GIVEN INSTRUCTION: Copy all the material below, exactly as it stands.

◆ ◆ ◆ ◆ ◆

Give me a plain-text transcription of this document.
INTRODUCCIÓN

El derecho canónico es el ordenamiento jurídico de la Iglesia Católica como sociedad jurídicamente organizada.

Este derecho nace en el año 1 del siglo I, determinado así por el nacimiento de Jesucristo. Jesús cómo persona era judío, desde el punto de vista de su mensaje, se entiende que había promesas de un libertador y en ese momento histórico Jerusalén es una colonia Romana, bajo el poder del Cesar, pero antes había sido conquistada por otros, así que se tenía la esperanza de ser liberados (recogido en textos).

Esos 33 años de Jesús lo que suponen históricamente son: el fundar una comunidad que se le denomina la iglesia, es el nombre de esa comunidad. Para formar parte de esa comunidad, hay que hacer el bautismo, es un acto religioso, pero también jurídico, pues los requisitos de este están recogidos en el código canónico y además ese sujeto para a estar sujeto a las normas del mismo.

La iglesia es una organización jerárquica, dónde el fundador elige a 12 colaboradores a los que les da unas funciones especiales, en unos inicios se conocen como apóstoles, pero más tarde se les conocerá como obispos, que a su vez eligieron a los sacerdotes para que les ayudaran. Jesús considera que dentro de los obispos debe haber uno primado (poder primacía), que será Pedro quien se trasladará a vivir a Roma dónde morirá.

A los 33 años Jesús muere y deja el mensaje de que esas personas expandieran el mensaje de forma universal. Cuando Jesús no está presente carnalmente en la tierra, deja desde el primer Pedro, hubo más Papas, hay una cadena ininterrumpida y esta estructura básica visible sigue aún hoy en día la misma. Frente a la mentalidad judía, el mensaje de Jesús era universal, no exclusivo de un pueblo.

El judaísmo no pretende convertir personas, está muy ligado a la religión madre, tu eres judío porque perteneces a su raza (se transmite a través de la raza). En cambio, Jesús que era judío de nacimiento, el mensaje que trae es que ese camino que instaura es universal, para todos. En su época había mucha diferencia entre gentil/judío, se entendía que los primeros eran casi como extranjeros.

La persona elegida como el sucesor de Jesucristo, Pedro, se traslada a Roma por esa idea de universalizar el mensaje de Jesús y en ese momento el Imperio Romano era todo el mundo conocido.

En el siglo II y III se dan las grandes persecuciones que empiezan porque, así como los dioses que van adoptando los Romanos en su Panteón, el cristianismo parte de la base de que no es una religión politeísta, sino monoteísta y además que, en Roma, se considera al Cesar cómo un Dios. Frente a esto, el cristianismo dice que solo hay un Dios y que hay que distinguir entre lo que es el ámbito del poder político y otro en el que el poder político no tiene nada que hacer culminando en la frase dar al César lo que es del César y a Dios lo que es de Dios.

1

◆ ◆ ◆ ◆ ◆

RESPONSE TO THIS EXERCISE:
Give me a plain-text transcription of this document.
INTRODUCCIÓN

El derecho canónico es el ordenamiento jurídico de la Iglesia Católica como sociedad jurídicamente organizada.

Este derecho nace en el año 1 del siglo I, determinado así por el nacimiento de Jesucristo. Jesús cómo persona era judío, desde el punto de vista de su mensaje, se entiende que había promesas de un libertador y en ese momento histórico Jerusalén es una colonia Romana, bajo el poder del Cesar, pero antes había sido conquistada por otros, así que se tenía la esperanza de ser liberados (recogido en textos).

Esos 33 años de Jesús lo que suponen históricamente son: el fundar una comunidad que se le denomina la iglesia, es el nombre de esa comunidad. Para formar parte de esa comunidad, hay que hacer el bautismo, es un acto religioso, pero también jurídico, pues los requisitos de este están recogidos en el código canónico y además ese sujeto para a estar sujeto a las normas del mismo.

La iglesia es una organización jerárquica, dónde el fundador elige a 12 colaboradores a los que les da unas funciones especiales, en unos inicios se conocen como apóstoles, pero más tarde se les conocerá como obispos, que a su vez eligieron a los sacerdotes para que les ayudaran. Jesús considera que dentro de los obispos debe haber uno primado (poder primacía), que será Pedro quien se trasladará a vivir a Roma dónde morirá.

A los 33 años Jesús muere y deja el mensaje de que esas personas expandieran el mensaje de forma universal. Cuando Jesús no está presente carnalmente en la tierra, deja desde el primer Pedro, hubo más Papas, hay una cadena ininterrumpida y esta estructura básica visible sigue aún hoy en día la misma. Frente a la mentalidad judía, el mensaje de Jesús era universal, no exclusivo de un pueblo.

El judaísmo no pretende convertir personas, está muy ligado a la religión madre, tu eres judío porque perteneces a su raza (se transmite a través de la raza). En cambio, Jesús que era judío de nacimiento, el mensaje que trae es que ese camino que instaura es universal, para todos. En su época había mucha diferencia entre gentil/judío, se entendía que los primeros eran casi como extranjeros.

La persona elegida como el sucesor de Jesucristo, Pedro, se traslada a Roma por esa idea de universalizar el mensaje de Jesús y en ese momento el Imperio Romano era todo el mundo conocido.

En el siglo II y III se dan las grandes persecuciones que empiezan porque, así como los dioses que van adoptando los Romanos en su Panteón, el cristianismo parte de la base de que no es una religión politeísta, sino monoteísta y además que, en Roma, se considera al Cesar cómo un Dios. Frente a esto, el cristianismo dice que solo hay un Dios y que hay que distinguir entre lo que es el ámbito del poder político y otro en el que el poder político no tiene nada que hacer culminando en la frase dar al César lo que es del César y a Dios lo que es de Dios.

1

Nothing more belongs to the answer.